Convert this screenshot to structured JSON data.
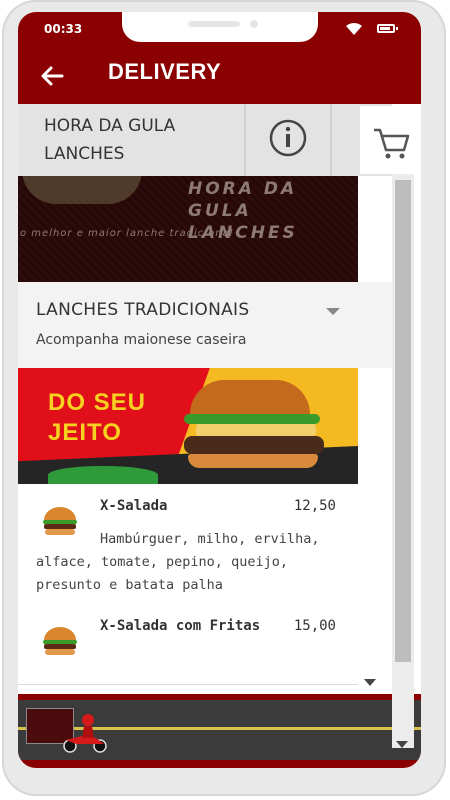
{
  "status": {
    "time": "00:33"
  },
  "appbar": {
    "title": "DELIVERY"
  },
  "store": {
    "name": "HORA DA GULA LANCHES",
    "banner_logo": "HORA DA GULA LANCHES",
    "banner_tagline": "o melhor e maior lanche tradicional"
  },
  "category": {
    "title": "LANCHES TRADICIONAIS",
    "subtitle": "Acompanha maionese caseira"
  },
  "promo": {
    "text": "DO SEU JEITO"
  },
  "items": [
    {
      "name": "X-Salada",
      "price": "12,50",
      "description": "Hambúrguer, milho, ervilha, alface, tomate, pepino, queijo, presunto e batata palha"
    },
    {
      "name": "X-Salada com Fritas",
      "price": "15,00"
    }
  ],
  "colors": {
    "primary": "#8b0000",
    "accent": "#f5d21f"
  }
}
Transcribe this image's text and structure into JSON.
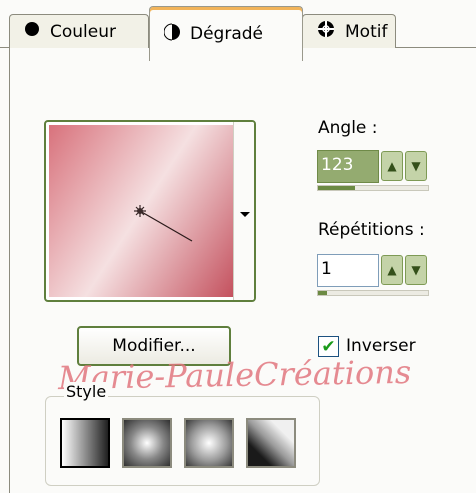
{
  "tabs": [
    {
      "label": "Couleur",
      "icon": "solid-circle-icon"
    },
    {
      "label": "Dégradé",
      "icon": "half-circle-icon",
      "selected": true
    },
    {
      "label": "Motif",
      "icon": "pattern-ball-icon"
    }
  ],
  "gradient": {
    "angle_deg": 123,
    "colors": [
      "#d8727c",
      "#f5e0e1",
      "#c4515e"
    ]
  },
  "angle": {
    "label": "Angle :",
    "value": "123",
    "level": 0.34
  },
  "repetitions": {
    "label": "Répétitions :",
    "value": "1",
    "level": 0.0
  },
  "modify_button": "Modifier...",
  "invert": {
    "label": "Inverser",
    "checked": true
  },
  "watermark": "Marie-PauleCréations",
  "style_group": {
    "title": "Style",
    "options": [
      "linear",
      "rectangular",
      "radial",
      "angular"
    ],
    "selected": "linear"
  },
  "accent": "#5f7f3d"
}
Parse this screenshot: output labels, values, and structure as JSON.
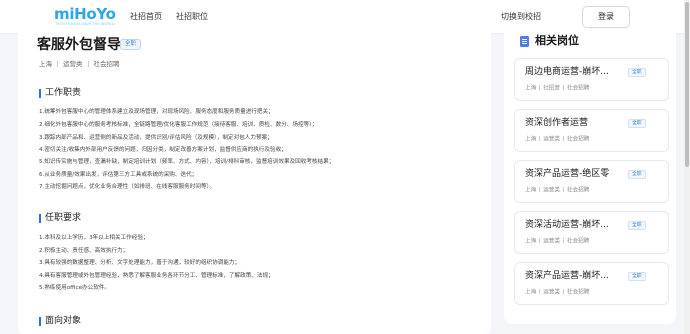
{
  "header": {
    "logo": {
      "brand": "miHoYo",
      "tagline": "TECH OTAKUS SAVE THE WORLD"
    },
    "nav": [
      {
        "label": "社招首页"
      },
      {
        "label": "社招职位"
      }
    ],
    "switch_label": "切换到校招",
    "login_label": "登录"
  },
  "job": {
    "title": "客服外包督导",
    "badge": "全职",
    "location": "上海",
    "category": "运营类",
    "recruit_type": "社会招聘",
    "duties_title": "工作职责",
    "duties": [
      "1.统筹外包客服中心的管理体系建立及现场管理，对现场风险、服务态度和服务质量进行把关；",
      "2.细化外包客服中心的服务考核标准，全链路管理/优化客服工作规范（接待客服、培训、质检、数分、场控等）；",
      "3.跟踪内部产品和、运营侧的新品及活动，提供识别/评估风险（及规模），制定对包人力预案；",
      "4.密切关注/收集内外部用户反馈的问题，归因分类，制定改善方案计划，监督供应商的执行及验收；",
      "5.知识传实施与管理，查漏补缺，制定培训计划（频率、方式、内容），培训/排科审核，监督培训效果及回收考核结果；",
      "6.从业务质量/效果出发，评估第三方工具或系统的采购、迭代；",
      "7.主动挖掘问题点，优化业务合理性（如排班、在线客服服务时间等）。"
    ],
    "requirements_title": "任职要求",
    "requirements": [
      "1.本科及以上学历，3年以上相关工作经验；",
      "2.积极主动、责任感、高效执行力；",
      "3.具有较强的数据整理、分析、文字处理能力，善于沟通，较好的组织协调能力；",
      "4.具有客服管理或外包管理经验，熟悉了解客服业务各环节分工、管理标准，了解政策、法规；",
      "5.熟练使用office办公软件。"
    ],
    "audience_title": "面向对象"
  },
  "sidebar": {
    "title": "相关岗位",
    "jobs": [
      {
        "title": "周边电商运营-崩坏...",
        "badge": "全职",
        "location": "上海",
        "category": "社招营",
        "type": "社会招聘"
      },
      {
        "title": "资深创作者运营",
        "badge": "全职",
        "location": "上海",
        "category": "运营类",
        "type": "社会招聘"
      },
      {
        "title": "资深产品运营-绝区零",
        "badge": "全职",
        "location": "上海",
        "category": "运营类",
        "type": "社会招聘"
      },
      {
        "title": "资深活动运营-崩坏...",
        "badge": "全职",
        "location": "上海",
        "category": "运营类",
        "type": "社会招聘"
      },
      {
        "title": "资深产品运营-崩坏...",
        "badge": "全职",
        "location": "上海",
        "category": "运营类",
        "type": "社会招聘"
      }
    ]
  },
  "colors": {
    "accent": "#2f6fd6",
    "brand": "#2ea6e8",
    "background": "#f3f5f9"
  }
}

☆ ☆ ☆ ☆ ☆

▸ **Exercise aim**
Find the word "Salada" in the material, then list each line that holds it.

▸ **Finished answer**
      "name": "X-Salada",
      "name": "X-Salada com Fritas",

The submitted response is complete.